» **Exercise directions**
Looking at the listing beneath, work out how many lines hold "heeft" and report only that figure.

## Start Records to use

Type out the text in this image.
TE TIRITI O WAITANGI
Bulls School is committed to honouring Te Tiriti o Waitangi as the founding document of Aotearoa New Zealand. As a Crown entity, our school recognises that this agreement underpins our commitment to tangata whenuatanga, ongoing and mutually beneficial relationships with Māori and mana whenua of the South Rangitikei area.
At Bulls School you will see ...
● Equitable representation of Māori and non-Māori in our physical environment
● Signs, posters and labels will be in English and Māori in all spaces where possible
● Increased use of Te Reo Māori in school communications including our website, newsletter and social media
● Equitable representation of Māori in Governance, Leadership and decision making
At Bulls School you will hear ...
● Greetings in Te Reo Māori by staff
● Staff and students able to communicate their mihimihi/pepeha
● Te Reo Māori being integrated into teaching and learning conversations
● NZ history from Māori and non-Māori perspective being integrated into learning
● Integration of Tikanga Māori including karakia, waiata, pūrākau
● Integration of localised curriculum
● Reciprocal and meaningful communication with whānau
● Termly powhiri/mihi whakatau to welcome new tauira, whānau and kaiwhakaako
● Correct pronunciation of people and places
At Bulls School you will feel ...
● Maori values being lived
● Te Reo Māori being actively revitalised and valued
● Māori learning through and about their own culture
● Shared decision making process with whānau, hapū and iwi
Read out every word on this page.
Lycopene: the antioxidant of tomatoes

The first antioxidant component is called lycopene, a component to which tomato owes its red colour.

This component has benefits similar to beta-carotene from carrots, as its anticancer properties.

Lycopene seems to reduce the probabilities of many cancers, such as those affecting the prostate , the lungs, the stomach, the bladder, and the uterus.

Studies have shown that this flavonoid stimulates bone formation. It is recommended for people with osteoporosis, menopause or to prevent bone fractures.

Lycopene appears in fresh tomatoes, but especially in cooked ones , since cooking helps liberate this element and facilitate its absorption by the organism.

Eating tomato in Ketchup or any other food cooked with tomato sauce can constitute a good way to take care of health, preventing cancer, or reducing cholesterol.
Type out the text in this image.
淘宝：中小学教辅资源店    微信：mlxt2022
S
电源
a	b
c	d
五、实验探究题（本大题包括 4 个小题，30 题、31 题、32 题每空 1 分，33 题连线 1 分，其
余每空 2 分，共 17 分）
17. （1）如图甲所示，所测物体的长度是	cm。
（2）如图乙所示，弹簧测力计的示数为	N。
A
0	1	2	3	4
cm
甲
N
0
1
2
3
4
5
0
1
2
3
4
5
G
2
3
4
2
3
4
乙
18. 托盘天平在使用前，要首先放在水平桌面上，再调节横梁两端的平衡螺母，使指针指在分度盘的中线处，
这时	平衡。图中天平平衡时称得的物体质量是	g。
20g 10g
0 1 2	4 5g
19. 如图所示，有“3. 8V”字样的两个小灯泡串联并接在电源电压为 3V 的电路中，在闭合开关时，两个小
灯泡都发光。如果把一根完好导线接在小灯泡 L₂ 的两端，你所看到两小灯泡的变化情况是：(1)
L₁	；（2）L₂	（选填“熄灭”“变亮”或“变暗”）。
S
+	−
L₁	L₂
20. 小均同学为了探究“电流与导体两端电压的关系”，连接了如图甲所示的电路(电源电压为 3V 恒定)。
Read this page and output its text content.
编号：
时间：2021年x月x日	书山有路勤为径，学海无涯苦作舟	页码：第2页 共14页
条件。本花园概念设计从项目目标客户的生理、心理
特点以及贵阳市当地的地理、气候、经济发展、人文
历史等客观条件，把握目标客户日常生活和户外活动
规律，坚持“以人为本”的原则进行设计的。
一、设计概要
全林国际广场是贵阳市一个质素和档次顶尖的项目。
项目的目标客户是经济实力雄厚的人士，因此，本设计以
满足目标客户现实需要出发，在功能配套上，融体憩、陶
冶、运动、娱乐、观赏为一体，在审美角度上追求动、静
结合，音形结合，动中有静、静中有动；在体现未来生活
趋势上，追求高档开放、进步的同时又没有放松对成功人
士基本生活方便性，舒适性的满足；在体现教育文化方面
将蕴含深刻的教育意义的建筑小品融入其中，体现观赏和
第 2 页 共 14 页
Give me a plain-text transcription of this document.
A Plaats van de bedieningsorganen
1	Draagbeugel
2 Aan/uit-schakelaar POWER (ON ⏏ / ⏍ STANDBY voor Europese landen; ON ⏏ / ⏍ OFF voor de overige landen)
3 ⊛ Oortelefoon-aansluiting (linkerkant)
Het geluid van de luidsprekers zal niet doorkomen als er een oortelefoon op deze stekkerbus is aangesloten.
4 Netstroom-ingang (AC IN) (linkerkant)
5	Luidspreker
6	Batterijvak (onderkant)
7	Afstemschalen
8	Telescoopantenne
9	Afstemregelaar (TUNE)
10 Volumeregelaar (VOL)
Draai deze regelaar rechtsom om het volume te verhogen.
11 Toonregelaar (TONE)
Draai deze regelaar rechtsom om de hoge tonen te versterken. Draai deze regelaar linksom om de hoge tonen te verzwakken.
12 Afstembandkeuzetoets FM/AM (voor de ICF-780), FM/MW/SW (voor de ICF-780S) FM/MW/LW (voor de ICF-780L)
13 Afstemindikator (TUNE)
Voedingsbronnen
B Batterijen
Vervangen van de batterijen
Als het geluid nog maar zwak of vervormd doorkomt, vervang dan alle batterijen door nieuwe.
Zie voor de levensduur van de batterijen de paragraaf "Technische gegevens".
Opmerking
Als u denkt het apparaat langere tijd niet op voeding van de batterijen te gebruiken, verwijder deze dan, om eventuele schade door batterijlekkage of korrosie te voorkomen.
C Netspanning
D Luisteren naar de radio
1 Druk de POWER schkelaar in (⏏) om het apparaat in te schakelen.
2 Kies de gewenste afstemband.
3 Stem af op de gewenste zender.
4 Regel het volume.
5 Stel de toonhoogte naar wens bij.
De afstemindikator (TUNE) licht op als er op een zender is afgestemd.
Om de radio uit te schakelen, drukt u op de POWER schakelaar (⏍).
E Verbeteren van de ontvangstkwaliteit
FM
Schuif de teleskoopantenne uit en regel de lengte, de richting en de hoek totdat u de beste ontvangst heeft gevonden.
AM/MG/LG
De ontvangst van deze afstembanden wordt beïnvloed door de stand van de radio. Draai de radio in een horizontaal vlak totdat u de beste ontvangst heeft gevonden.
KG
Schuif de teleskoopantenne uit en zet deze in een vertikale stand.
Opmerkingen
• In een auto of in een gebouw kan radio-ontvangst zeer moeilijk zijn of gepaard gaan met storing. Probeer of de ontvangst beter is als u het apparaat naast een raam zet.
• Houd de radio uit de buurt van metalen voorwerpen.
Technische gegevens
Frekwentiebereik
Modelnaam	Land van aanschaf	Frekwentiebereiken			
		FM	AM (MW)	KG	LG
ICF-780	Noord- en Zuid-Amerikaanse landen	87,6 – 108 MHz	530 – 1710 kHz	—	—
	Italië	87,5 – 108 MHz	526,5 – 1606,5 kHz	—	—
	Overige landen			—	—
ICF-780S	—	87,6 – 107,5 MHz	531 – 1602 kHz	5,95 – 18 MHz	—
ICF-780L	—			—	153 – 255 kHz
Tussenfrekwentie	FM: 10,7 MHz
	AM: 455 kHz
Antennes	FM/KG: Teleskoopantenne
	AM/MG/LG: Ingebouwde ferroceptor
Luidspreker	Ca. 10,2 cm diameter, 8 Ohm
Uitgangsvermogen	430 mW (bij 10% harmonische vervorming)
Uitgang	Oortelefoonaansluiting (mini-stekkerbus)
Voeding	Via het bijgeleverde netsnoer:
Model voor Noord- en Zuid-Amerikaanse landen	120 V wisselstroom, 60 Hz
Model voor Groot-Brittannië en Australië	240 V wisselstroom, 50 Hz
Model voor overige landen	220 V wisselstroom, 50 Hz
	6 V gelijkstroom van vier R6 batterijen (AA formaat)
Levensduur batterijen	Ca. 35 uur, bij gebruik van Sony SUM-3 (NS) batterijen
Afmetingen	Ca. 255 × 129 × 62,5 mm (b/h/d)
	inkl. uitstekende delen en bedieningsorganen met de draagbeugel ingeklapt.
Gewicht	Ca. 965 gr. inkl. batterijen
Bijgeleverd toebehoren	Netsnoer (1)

## End Records to use

» **Answer below**
2